--- ROWS ---

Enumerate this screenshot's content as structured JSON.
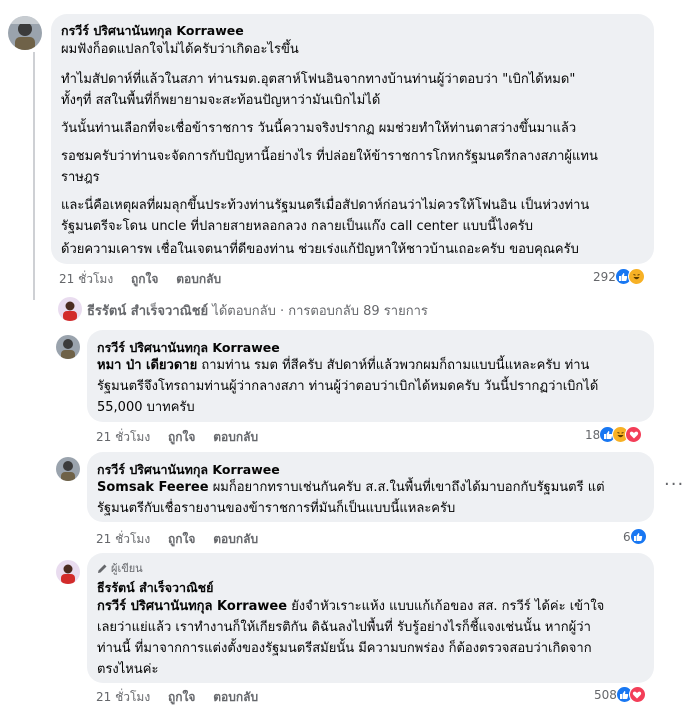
{
  "main_comment": {
    "author": "กรวีร์ ปริศนานันทกุล Korrawee",
    "paragraphs": [
      "ผมฟังก็อดแปลกใจไม่ได้ครับว่าเกิดอะไรขึ้น",
      "ทำไมสัปดาห์ที่แล้วในสภา ท่านรมต.อุตสาห์โฟนอินจากทางบ้านท่านผู้ว่าตอบว่า \"เบิกได้หมด\"",
      "ทั้งๆที่ สสในพื้นที่ก็พยายามจะสะท้อนปัญหาว่ามันเบิกไม่ได้",
      "วันนั้นท่านเลือกที่จะเชื่อข้าราชการ วันนี้ความจริงปรากฏ ผมช่วยทำให้ท่านตาสว่างขึ้นมาแล้ว",
      "รอชมครับว่าท่านจะจัดการกับปัญหานี้อย่างไร ที่ปล่อยให้ข้าราชการโกหกรัฐมนตรีกลางสภาผู้แทน",
      "ราษฎร",
      "และนี่คือเหตุผลที่ผมลุกขึ้นประท้วงท่านรัฐมนตรีเมื่อสัปดาห์ก่อนว่าไม่ควรให้โฟนอิน เป็นห่วงท่าน",
      "รัฐมนตรีจะโดน uncle ที่ปลายสายหลอกลวง กลายเป็นแก๊ง call center แบบนี้ไงครับ",
      "ด้วยความเคารพ เชื่อในเจตนาที่ดีของท่าน ช่วยเร่งแก้ปัญหาให้ชาวบ้านเถอะครับ ขอบคุณครับ"
    ],
    "time": "21 ชั่วโมง",
    "like_label": "ถูกใจ",
    "reply_label": "ตอบกลับ",
    "reaction_count": "292"
  },
  "reply_summary": {
    "name": "ธีรรัตน์ สำเร็จวาณิชย์",
    "text": "ได้ตอบกลับ · การตอบกลับ 89 รายการ"
  },
  "replies": [
    {
      "author": "กรวีร์ ปริศนานันทกุล Korrawee",
      "mention": "หมา ป่า เดียวดาย",
      "lines": [
        " ถามท่าน รมต ที่สีครับ สัปดาห์ที่แล้วพวกผมก็ถามแบบนี้แหละครับ ท่าน",
        "รัฐมนตรีจึงโทรถามท่านผู้ว่ากลางสภา ท่านผู้ว่าตอบว่าเบิกได้หมดครับ วันนี้ปรากฏว่าเบิกได้",
        "55,000 บาทครับ"
      ],
      "time": "21 ชั่วโมง",
      "like_label": "ถูกใจ",
      "reply_label": "ตอบกลับ",
      "reaction_count": "18"
    },
    {
      "author": "กรวีร์ ปริศนานันทกุล Korrawee",
      "mention": "Somsak Feeree",
      "lines": [
        " ผมก็อยากทราบเช่นกันครับ ส.ส.ในพื้นที่เขาถึงได้มาบอกกับรัฐมนตรี แต่",
        "รัฐมนตรีกับเชื่อรายงานของข้าราชการที่มันก็เป็นแบบนี้แหละครับ"
      ],
      "more_label": "···",
      "time": "21 ชั่วโมง",
      "like_label": "ถูกใจ",
      "reply_label": "ตอบกลับ",
      "reaction_count": "6"
    },
    {
      "author_tag": "ผู้เขียน",
      "author": "ธีรรัตน์ สำเร็จวาณิชย์",
      "mention": "กรวีร์ ปริศนานันทกุล Korrawee",
      "lines": [
        " ยังจำหัวเราะแห้ง แบบแก้เก้อของ สส. กรวีร์ ได้ค่ะ เข้าใจ",
        "เลยว่าแย่แล้ว เราทำงานก็ให้เกียรติกัน ดิฉันลงไปพื้นที่ รับรู้อย่างไรก็ชี้แจงเช่นนั้น หากผู้ว่า",
        "ท่านนี้ ที่มาจากการแต่งตั้งของรัฐมนตรีสมัยนั้น มีความบกพร่อง ก็ต้องตรวจสอบว่าเกิดจาก",
        "ตรงไหนค่ะ"
      ],
      "time": "21 ชั่วโมง",
      "like_label": "ถูกใจ",
      "reply_label": "ตอบกลับ",
      "reaction_count": "508"
    }
  ]
}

---

Exclude the pictures. Write out the remaining data exactly.

Enumerate this screenshot's content as structured JSON.
{
  "main_comment": {
    "author": "กรวีร์ ปริศนานันทกุล Korrawee",
    "paragraphs": [
      "ผมฟังก็อดแปลกใจไม่ได้ครับว่าเกิดอะไรขึ้น",
      "ทำไมสัปดาห์ที่แล้วในสภา ท่านรมต.อุตสาห์โฟนอินจากทางบ้านท่านผู้ว่าตอบว่า \"เบิกได้หมด\"",
      "ทั้งๆที่ สสในพื้นที่ก็พยายามจะสะท้อนปัญหาว่ามันเบิกไม่ได้",
      "วันนั้นท่านเลือกที่จะเชื่อข้าราชการ วันนี้ความจริงปรากฏ ผมช่วยทำให้ท่านตาสว่างขึ้นมาแล้ว",
      "รอชมครับว่าท่านจะจัดการกับปัญหานี้อย่างไร ที่ปล่อยให้ข้าราชการโกหกรัฐมนตรีกลางสภาผู้แทน",
      "ราษฎร",
      "และนี่คือเหตุผลที่ผมลุกขึ้นประท้วงท่านรัฐมนตรีเมื่อสัปดาห์ก่อนว่าไม่ควรให้โฟนอิน เป็นห่วงท่าน",
      "รัฐมนตรีจะโดน uncle ที่ปลายสายหลอกลวง กลายเป็นแก๊ง call center แบบนี้ไงครับ",
      "ด้วยความเคารพ เชื่อในเจตนาที่ดีของท่าน ช่วยเร่งแก้ปัญหาให้ชาวบ้านเถอะครับ ขอบคุณครับ"
    ],
    "time": "21 ชั่วโมง",
    "like_label": "ถูกใจ",
    "reply_label": "ตอบกลับ",
    "reaction_count": "292"
  },
  "reply_summary": {
    "name": "ธีรรัตน์ สำเร็จวาณิชย์",
    "text": "ได้ตอบกลับ · การตอบกลับ 89 รายการ"
  },
  "replies": [
    {
      "author": "กรวีร์ ปริศนานันทกุล Korrawee",
      "mention": "หมา ป่า เดียวดาย",
      "lines": [
        " ถามท่าน รมต ที่สีครับ สัปดาห์ที่แล้วพวกผมก็ถามแบบนี้แหละครับ ท่าน",
        "รัฐมนตรีจึงโทรถามท่านผู้ว่ากลางสภา ท่านผู้ว่าตอบว่าเบิกได้หมดครับ วันนี้ปรากฏว่าเบิกได้",
        "55,000 บาทครับ"
      ],
      "time": "21 ชั่วโมง",
      "like_label": "ถูกใจ",
      "reply_label": "ตอบกลับ",
      "reaction_count": "18"
    },
    {
      "author": "กรวีร์ ปริศนานันทกุล Korrawee",
      "mention": "Somsak Feeree",
      "lines": [
        " ผมก็อยากทราบเช่นกันครับ ส.ส.ในพื้นที่เขาถึงได้มาบอกกับรัฐมนตรี แต่",
        "รัฐมนตรีกับเชื่อรายงานของข้าราชการที่มันก็เป็นแบบนี้แหละครับ"
      ],
      "more_label": "···",
      "time": "21 ชั่วโมง",
      "like_label": "ถูกใจ",
      "reply_label": "ตอบกลับ",
      "reaction_count": "6"
    },
    {
      "author_tag": "ผู้เขียน",
      "author": "ธีรรัตน์ สำเร็จวาณิชย์",
      "mention": "กรวีร์ ปริศนานันทกุล Korrawee",
      "lines": [
        " ยังจำหัวเราะแห้ง แบบแก้เก้อของ สส. กรวีร์ ได้ค่ะ เข้าใจ",
        "เลยว่าแย่แล้ว เราทำงานก็ให้เกียรติกัน ดิฉันลงไปพื้นที่ รับรู้อย่างไรก็ชี้แจงเช่นนั้น หากผู้ว่า",
        "ท่านนี้ ที่มาจากการแต่งตั้งของรัฐมนตรีสมัยนั้น มีความบกพร่อง ก็ต้องตรวจสอบว่าเกิดจาก",
        "ตรงไหนค่ะ"
      ],
      "time": "21 ชั่วโมง",
      "like_label": "ถูกใจ",
      "reply_label": "ตอบกลับ",
      "reaction_count": "508"
    }
  ]
}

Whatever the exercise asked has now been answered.